Reproduce the full listing that appears beneath this instruction exactly.

■ ■ ■

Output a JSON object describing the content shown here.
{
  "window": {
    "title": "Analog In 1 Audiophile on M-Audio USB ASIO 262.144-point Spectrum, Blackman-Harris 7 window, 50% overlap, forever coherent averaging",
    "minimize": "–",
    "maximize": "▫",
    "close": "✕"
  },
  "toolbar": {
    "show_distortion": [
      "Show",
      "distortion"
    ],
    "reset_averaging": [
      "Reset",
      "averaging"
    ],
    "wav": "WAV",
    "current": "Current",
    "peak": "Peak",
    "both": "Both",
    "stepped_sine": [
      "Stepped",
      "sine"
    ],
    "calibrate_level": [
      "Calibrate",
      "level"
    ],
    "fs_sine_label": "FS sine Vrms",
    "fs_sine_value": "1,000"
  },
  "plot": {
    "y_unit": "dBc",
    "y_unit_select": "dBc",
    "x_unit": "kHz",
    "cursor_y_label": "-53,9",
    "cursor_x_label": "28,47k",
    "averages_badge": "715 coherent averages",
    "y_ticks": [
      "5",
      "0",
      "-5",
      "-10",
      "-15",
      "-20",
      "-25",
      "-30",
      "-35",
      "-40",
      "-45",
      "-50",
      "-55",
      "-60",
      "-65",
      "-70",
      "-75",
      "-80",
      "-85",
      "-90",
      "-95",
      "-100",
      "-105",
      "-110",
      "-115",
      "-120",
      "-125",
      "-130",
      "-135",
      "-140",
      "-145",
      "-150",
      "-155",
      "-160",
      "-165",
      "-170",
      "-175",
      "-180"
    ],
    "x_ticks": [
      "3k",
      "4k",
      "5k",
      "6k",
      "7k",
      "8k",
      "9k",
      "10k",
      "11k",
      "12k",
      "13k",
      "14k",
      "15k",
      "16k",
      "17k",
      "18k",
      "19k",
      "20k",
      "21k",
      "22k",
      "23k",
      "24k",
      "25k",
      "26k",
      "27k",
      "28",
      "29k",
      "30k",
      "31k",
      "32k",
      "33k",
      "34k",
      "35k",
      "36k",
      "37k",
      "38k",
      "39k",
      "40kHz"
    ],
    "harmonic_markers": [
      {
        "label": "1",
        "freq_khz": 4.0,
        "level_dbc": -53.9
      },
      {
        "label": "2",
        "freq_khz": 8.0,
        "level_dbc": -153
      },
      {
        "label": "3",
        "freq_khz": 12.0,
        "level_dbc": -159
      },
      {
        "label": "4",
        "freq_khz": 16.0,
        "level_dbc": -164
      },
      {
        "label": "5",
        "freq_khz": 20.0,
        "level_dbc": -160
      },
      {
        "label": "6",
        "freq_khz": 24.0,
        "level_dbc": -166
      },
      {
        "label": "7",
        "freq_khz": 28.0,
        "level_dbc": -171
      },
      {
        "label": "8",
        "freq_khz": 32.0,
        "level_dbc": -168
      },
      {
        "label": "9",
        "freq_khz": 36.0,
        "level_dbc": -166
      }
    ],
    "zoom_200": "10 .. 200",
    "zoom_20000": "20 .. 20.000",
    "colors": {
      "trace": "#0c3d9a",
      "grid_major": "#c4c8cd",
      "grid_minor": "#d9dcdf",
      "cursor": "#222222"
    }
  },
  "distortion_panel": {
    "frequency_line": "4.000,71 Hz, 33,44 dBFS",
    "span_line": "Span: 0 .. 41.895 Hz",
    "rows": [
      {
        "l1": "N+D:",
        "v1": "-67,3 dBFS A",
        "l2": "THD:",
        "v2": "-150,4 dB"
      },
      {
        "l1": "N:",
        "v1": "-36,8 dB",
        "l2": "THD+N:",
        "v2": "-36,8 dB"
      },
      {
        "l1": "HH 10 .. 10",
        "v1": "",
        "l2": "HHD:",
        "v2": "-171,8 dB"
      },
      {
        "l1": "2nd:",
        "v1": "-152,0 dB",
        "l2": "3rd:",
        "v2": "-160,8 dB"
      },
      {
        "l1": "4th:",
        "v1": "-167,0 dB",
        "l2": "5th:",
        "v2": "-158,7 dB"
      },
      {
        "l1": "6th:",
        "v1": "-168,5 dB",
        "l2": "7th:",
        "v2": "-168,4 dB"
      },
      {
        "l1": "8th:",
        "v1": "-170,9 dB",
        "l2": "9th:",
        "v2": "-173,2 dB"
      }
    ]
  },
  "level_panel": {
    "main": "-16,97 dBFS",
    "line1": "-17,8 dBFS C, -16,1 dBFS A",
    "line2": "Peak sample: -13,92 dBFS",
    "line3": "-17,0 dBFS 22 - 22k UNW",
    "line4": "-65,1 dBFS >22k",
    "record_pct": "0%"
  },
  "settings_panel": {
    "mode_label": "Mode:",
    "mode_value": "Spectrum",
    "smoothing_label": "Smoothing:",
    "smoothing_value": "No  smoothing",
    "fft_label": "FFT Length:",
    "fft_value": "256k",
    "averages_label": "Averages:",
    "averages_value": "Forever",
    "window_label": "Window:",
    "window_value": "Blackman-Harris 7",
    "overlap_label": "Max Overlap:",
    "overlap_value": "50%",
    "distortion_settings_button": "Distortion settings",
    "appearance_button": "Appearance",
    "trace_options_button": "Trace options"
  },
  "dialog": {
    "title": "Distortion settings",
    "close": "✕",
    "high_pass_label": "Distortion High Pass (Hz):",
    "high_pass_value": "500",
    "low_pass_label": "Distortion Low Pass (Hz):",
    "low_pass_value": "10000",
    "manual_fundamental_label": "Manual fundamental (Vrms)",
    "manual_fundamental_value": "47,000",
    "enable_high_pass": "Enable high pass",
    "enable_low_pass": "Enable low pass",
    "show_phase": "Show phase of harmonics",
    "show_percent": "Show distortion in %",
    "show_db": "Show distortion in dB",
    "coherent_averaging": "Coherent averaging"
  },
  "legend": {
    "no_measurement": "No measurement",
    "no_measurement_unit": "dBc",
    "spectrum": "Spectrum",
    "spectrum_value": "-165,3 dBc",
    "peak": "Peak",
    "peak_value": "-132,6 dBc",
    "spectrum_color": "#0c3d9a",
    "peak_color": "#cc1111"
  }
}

■ ■ ■

* _Completed task_:
Output a JSON object describing the content shown here.
{
  "window": {
    "title": "Analog In 1 Audiophile on M-Audio USB ASIO 262.144-point Spectrum, Blackman-Harris 7 window, 50% overlap, forever coherent averaging",
    "minimize": "–",
    "maximize": "▫",
    "close": "✕"
  },
  "toolbar": {
    "show_distortion": [
      "Show",
      "distortion"
    ],
    "reset_averaging": [
      "Reset",
      "averaging"
    ],
    "wav": "WAV",
    "current": "Current",
    "peak": "Peak",
    "both": "Both",
    "stepped_sine": [
      "Stepped",
      "sine"
    ],
    "calibrate_level": [
      "Calibrate",
      "level"
    ],
    "fs_sine_label": "FS sine Vrms",
    "fs_sine_value": "1,000"
  },
  "plot": {
    "y_unit": "dBc",
    "y_unit_select": "dBc",
    "x_unit": "kHz",
    "cursor_y_label": "-53,9",
    "cursor_x_label": "28,47k",
    "averages_badge": "715 coherent averages",
    "y_ticks": [
      "5",
      "0",
      "-5",
      "-10",
      "-15",
      "-20",
      "-25",
      "-30",
      "-35",
      "-40",
      "-45",
      "-50",
      "-55",
      "-60",
      "-65",
      "-70",
      "-75",
      "-80",
      "-85",
      "-90",
      "-95",
      "-100",
      "-105",
      "-110",
      "-115",
      "-120",
      "-125",
      "-130",
      "-135",
      "-140",
      "-145",
      "-150",
      "-155",
      "-160",
      "-165",
      "-170",
      "-175",
      "-180"
    ],
    "x_ticks": [
      "3k",
      "4k",
      "5k",
      "6k",
      "7k",
      "8k",
      "9k",
      "10k",
      "11k",
      "12k",
      "13k",
      "14k",
      "15k",
      "16k",
      "17k",
      "18k",
      "19k",
      "20k",
      "21k",
      "22k",
      "23k",
      "24k",
      "25k",
      "26k",
      "27k",
      "28",
      "29k",
      "30k",
      "31k",
      "32k",
      "33k",
      "34k",
      "35k",
      "36k",
      "37k",
      "38k",
      "39k",
      "40kHz"
    ],
    "harmonic_markers": [
      {
        "label": "1",
        "freq_khz": 4.0,
        "level_dbc": -53.9
      },
      {
        "label": "2",
        "freq_khz": 8.0,
        "level_dbc": -153
      },
      {
        "label": "3",
        "freq_khz": 12.0,
        "level_dbc": -159
      },
      {
        "label": "4",
        "freq_khz": 16.0,
        "level_dbc": -164
      },
      {
        "label": "5",
        "freq_khz": 20.0,
        "level_dbc": -160
      },
      {
        "label": "6",
        "freq_khz": 24.0,
        "level_dbc": -166
      },
      {
        "label": "7",
        "freq_khz": 28.0,
        "level_dbc": -171
      },
      {
        "label": "8",
        "freq_khz": 32.0,
        "level_dbc": -168
      },
      {
        "label": "9",
        "freq_khz": 36.0,
        "level_dbc": -166
      }
    ],
    "zoom_200": "10 .. 200",
    "zoom_20000": "20 .. 20.000",
    "colors": {
      "trace": "#0c3d9a",
      "grid_major": "#c4c8cd",
      "grid_minor": "#d9dcdf",
      "cursor": "#222222"
    }
  },
  "distortion_panel": {
    "frequency_line": "4.000,71 Hz, 33,44 dBFS",
    "span_line": "Span: 0 .. 41.895 Hz",
    "rows": [
      {
        "l1": "N+D:",
        "v1": "-67,3 dBFS A",
        "l2": "THD:",
        "v2": "-150,4 dB"
      },
      {
        "l1": "N:",
        "v1": "-36,8 dB",
        "l2": "THD+N:",
        "v2": "-36,8 dB"
      },
      {
        "l1": "HH 10 .. 10",
        "v1": "",
        "l2": "HHD:",
        "v2": "-171,8 dB"
      },
      {
        "l1": "2nd:",
        "v1": "-152,0 dB",
        "l2": "3rd:",
        "v2": "-160,8 dB"
      },
      {
        "l1": "4th:",
        "v1": "-167,0 dB",
        "l2": "5th:",
        "v2": "-158,7 dB"
      },
      {
        "l1": "6th:",
        "v1": "-168,5 dB",
        "l2": "7th:",
        "v2": "-168,4 dB"
      },
      {
        "l1": "8th:",
        "v1": "-170,9 dB",
        "l2": "9th:",
        "v2": "-173,2 dB"
      }
    ]
  },
  "level_panel": {
    "main": "-16,97 dBFS",
    "line1": "-17,8 dBFS C, -16,1 dBFS A",
    "line2": "Peak sample: -13,92 dBFS",
    "line3": "-17,0 dBFS 22 - 22k UNW",
    "line4": "-65,1 dBFS >22k",
    "record_pct": "0%"
  },
  "settings_panel": {
    "mode_label": "Mode:",
    "mode_value": "Spectrum",
    "smoothing_label": "Smoothing:",
    "smoothing_value": "No  smoothing",
    "fft_label": "FFT Length:",
    "fft_value": "256k",
    "averages_label": "Averages:",
    "averages_value": "Forever",
    "window_label": "Window:",
    "window_value": "Blackman-Harris 7",
    "overlap_label": "Max Overlap:",
    "overlap_value": "50%",
    "distortion_settings_button": "Distortion settings",
    "appearance_button": "Appearance",
    "trace_options_button": "Trace options"
  },
  "dialog": {
    "title": "Distortion settings",
    "close": "✕",
    "high_pass_label": "Distortion High Pass (Hz):",
    "high_pass_value": "500",
    "low_pass_label": "Distortion Low Pass (Hz):",
    "low_pass_value": "10000",
    "manual_fundamental_label": "Manual fundamental (Vrms)",
    "manual_fundamental_value": "47,000",
    "enable_high_pass": "Enable high pass",
    "enable_low_pass": "Enable low pass",
    "show_phase": "Show phase of harmonics",
    "show_percent": "Show distortion in %",
    "show_db": "Show distortion in dB",
    "coherent_averaging": "Coherent averaging"
  },
  "legend": {
    "no_measurement": "No measurement",
    "no_measurement_unit": "dBc",
    "spectrum": "Spectrum",
    "spectrum_value": "-165,3 dBc",
    "peak": "Peak",
    "peak_value": "-132,6 dBc",
    "spectrum_color": "#0c3d9a",
    "peak_color": "#cc1111"
  }
}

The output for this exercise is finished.